## Request
Scan the material that follows. Copy every line containing the word "省卫生健康委员会".

(Extracted data entries)
——
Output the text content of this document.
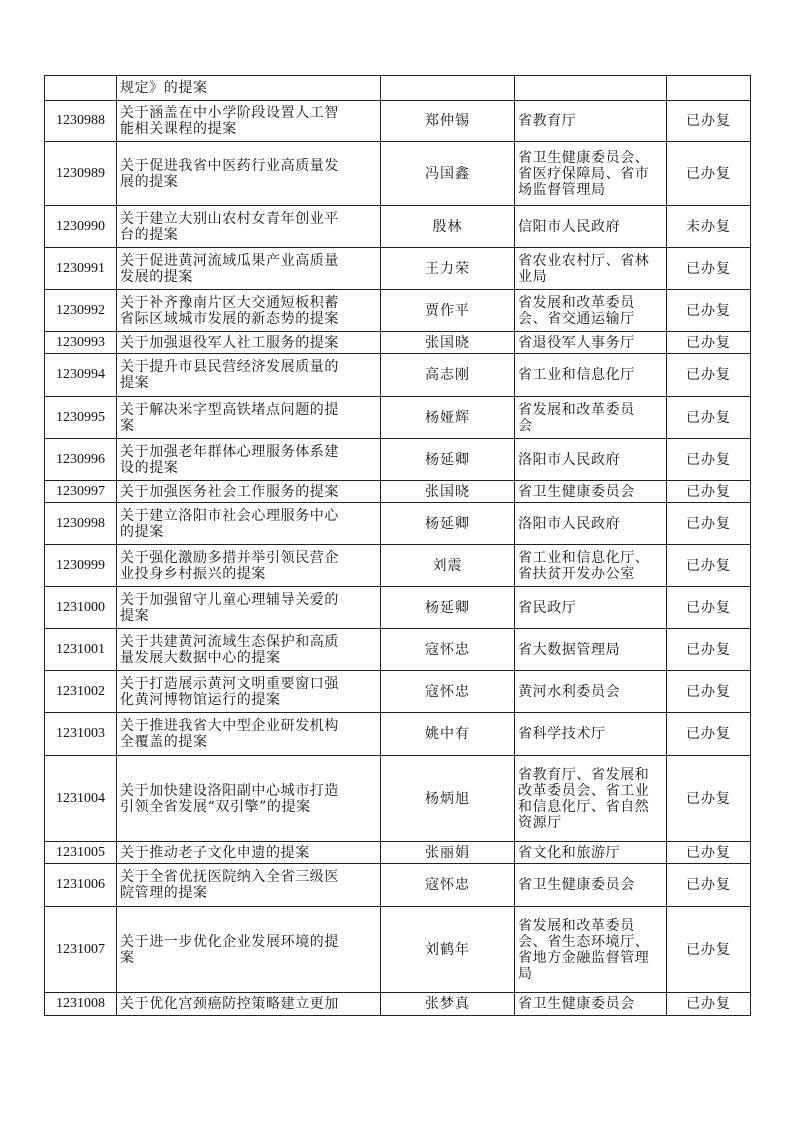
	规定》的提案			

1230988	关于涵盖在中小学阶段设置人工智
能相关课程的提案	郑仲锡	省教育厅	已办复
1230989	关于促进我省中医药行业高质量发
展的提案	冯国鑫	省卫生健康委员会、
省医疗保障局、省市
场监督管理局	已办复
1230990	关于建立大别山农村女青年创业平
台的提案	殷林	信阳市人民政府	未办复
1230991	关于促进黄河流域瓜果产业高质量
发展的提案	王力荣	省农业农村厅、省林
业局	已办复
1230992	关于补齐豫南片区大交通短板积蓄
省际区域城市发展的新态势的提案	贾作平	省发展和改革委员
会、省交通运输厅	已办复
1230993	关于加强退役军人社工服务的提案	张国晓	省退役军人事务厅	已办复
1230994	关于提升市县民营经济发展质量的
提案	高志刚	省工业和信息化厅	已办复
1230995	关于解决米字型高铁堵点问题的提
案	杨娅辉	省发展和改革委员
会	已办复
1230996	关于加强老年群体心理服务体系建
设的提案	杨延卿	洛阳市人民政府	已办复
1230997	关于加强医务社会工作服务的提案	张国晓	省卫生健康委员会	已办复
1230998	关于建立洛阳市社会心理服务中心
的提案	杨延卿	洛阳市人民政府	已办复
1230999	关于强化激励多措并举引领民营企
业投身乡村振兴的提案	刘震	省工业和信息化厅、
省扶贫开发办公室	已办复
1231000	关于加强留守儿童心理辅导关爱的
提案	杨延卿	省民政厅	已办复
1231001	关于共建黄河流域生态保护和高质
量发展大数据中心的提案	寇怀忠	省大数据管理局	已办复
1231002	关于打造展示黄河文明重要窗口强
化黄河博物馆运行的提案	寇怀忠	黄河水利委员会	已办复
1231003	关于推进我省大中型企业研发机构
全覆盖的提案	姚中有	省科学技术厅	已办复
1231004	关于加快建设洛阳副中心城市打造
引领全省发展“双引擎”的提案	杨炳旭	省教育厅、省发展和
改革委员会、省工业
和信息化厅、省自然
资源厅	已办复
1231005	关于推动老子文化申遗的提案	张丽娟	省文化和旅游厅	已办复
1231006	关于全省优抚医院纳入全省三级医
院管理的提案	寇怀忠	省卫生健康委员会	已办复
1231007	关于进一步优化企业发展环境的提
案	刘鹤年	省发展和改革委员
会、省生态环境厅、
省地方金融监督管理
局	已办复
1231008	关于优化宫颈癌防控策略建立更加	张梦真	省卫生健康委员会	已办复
——
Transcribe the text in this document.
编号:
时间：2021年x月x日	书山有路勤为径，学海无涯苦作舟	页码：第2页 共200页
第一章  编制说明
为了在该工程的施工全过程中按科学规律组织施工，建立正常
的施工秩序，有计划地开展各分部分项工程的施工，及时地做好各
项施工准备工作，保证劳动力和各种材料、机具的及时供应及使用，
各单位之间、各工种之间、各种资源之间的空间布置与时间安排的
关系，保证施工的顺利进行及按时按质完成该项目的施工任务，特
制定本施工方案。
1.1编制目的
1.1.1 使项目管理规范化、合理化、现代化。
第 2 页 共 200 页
——
## Solution for this problem
展的提案	冯国鑫	省卫生健康委员会、
1230997	关于加强医务社会工作服务的提案	张国晓	省卫生健康委员会	已办复
院管理的提案	寇怀忠	省卫生健康委员会	已办复
1231008	关于优化宫颈癌防控策略建立更加	张梦真	省卫生健康委员会	已办复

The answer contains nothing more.